----- SOURCE DATA
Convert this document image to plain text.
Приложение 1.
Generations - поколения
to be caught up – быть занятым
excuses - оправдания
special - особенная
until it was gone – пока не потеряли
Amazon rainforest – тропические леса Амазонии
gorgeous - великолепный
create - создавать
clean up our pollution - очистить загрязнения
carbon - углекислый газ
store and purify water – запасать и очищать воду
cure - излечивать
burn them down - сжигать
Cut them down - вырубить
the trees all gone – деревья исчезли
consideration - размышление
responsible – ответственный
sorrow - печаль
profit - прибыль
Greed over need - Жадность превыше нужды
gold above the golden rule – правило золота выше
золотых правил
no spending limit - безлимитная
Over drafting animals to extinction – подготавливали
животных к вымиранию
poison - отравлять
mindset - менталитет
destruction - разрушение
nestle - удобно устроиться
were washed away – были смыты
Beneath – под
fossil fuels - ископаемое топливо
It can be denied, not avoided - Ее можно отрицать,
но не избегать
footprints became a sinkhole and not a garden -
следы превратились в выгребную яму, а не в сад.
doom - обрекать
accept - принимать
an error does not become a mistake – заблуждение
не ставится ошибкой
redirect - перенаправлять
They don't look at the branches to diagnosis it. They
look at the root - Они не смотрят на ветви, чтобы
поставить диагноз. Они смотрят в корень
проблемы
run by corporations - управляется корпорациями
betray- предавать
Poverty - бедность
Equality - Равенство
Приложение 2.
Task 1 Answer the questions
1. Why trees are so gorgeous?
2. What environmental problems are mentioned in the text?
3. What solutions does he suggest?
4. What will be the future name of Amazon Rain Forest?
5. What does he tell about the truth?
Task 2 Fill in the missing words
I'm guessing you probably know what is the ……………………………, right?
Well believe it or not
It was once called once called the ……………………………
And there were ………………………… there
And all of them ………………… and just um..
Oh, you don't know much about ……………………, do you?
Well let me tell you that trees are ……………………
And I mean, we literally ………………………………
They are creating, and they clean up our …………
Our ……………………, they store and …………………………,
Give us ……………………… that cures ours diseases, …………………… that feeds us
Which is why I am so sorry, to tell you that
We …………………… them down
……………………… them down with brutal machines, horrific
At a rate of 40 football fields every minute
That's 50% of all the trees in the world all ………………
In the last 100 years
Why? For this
----------
■ **OBJECTIVE**: Copy each line of the records containing the string "Amazon".

■ **ANSWER FOR THE TASK**:
Amazon rainforest – тропические леса Амазонии
4. What will be the future name of Amazon Rain Forest?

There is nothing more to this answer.